### Problem to work on
All of the records below should be output exactly.

#####

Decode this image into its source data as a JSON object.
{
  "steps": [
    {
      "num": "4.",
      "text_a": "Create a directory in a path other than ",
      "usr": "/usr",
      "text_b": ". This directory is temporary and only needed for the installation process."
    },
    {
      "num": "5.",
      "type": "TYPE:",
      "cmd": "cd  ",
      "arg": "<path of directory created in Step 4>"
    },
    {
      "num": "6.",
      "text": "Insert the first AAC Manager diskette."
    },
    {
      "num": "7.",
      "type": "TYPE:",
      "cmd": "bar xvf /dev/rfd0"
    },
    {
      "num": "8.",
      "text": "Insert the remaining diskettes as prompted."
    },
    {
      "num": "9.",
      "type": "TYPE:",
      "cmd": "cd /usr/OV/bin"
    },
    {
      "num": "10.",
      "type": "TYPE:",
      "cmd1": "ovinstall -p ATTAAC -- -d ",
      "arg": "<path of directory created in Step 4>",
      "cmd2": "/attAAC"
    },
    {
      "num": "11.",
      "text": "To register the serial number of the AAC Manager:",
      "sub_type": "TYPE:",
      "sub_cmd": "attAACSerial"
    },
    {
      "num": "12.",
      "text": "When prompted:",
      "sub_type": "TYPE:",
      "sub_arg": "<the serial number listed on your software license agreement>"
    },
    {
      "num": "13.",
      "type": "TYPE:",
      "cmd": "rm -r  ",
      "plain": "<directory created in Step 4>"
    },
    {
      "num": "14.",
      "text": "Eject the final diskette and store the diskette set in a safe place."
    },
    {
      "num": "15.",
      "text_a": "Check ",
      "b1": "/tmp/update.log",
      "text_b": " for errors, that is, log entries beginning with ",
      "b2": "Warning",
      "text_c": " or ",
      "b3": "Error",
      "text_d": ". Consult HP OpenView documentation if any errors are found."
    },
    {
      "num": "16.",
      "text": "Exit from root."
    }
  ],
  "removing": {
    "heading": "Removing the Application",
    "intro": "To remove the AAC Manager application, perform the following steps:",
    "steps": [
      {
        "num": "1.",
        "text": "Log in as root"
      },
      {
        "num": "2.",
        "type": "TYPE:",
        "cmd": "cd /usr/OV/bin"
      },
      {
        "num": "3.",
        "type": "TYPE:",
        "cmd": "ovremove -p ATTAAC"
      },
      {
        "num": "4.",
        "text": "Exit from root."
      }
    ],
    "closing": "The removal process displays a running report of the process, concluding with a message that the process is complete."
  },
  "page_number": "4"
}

#####

### Answer for the task
Decode this image into its source data as a JSON object.
{
  "steps": [
    {
      "num": "4.",
      "text_a": "Create a directory in a path other than ",
      "usr": "/usr",
      "text_b": ". This directory is temporary and only needed for the installation process."
    },
    {
      "num": "5.",
      "type": "TYPE:",
      "cmd": "cd  ",
      "arg": "<path of directory created in Step 4>"
    },
    {
      "num": "6.",
      "text": "Insert the first AAC Manager diskette."
    },
    {
      "num": "7.",
      "type": "TYPE:",
      "cmd": "bar xvf /dev/rfd0"
    },
    {
      "num": "8.",
      "text": "Insert the remaining diskettes as prompted."
    },
    {
      "num": "9.",
      "type": "TYPE:",
      "cmd": "cd /usr/OV/bin"
    },
    {
      "num": "10.",
      "type": "TYPE:",
      "cmd1": "ovinstall -p ATTAAC -- -d ",
      "arg": "<path of directory created in Step 4>",
      "cmd2": "/attAAC"
    },
    {
      "num": "11.",
      "text": "To register the serial number of the AAC Manager:",
      "sub_type": "TYPE:",
      "sub_cmd": "attAACSerial"
    },
    {
      "num": "12.",
      "text": "When prompted:",
      "sub_type": "TYPE:",
      "sub_arg": "<the serial number listed on your software license agreement>"
    },
    {
      "num": "13.",
      "type": "TYPE:",
      "cmd": "rm -r  ",
      "plain": "<directory created in Step 4>"
    },
    {
      "num": "14.",
      "text": "Eject the final diskette and store the diskette set in a safe place."
    },
    {
      "num": "15.",
      "text_a": "Check ",
      "b1": "/tmp/update.log",
      "text_b": " for errors, that is, log entries beginning with ",
      "b2": "Warning",
      "text_c": " or ",
      "b3": "Error",
      "text_d": ". Consult HP OpenView documentation if any errors are found."
    },
    {
      "num": "16.",
      "text": "Exit from root."
    }
  ],
  "removing": {
    "heading": "Removing the Application",
    "intro": "To remove the AAC Manager application, perform the following steps:",
    "steps": [
      {
        "num": "1.",
        "text": "Log in as root"
      },
      {
        "num": "2.",
        "type": "TYPE:",
        "cmd": "cd /usr/OV/bin"
      },
      {
        "num": "3.",
        "type": "TYPE:",
        "cmd": "ovremove -p ATTAAC"
      },
      {
        "num": "4.",
        "text": "Exit from root."
      }
    ],
    "closing": "The removal process displays a running report of the process, concluding with a message that the process is complete."
  },
  "page_number": "4"
}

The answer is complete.